* RECORDS FOR PROCESSING *
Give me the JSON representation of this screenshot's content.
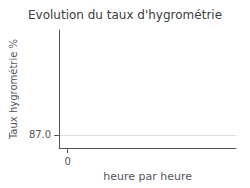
{
  "chart_data": {
    "type": "line",
    "title": "Evolution du taux d'hygrométrie",
    "xlabel": "heure par heure",
    "ylabel": "Taux hygrométrie %",
    "xlim": [
      -0.5,
      10
    ],
    "xticks": [
      0
    ],
    "ylim": [
      86.5,
      91
    ],
    "yticks": [
      {
        "value": 87,
        "label": "87.0"
      }
    ],
    "grid": true
  }
}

* TASK STATEMENT *
Retype all of the entries exactly as written, leaving out any images.

* FULL RESPONSE *
Give me the JSON representation of this screenshot's content.
{
  "chart_data": {
    "type": "line",
    "title": "Evolution du taux d'hygrométrie",
    "xlabel": "heure par heure",
    "ylabel": "Taux hygrométrie %",
    "xlim": [
      -0.5,
      10
    ],
    "xticks": [
      0
    ],
    "ylim": [
      86.5,
      91
    ],
    "yticks": [
      {
        "value": 87,
        "label": "87.0"
      }
    ],
    "grid": true
  }
}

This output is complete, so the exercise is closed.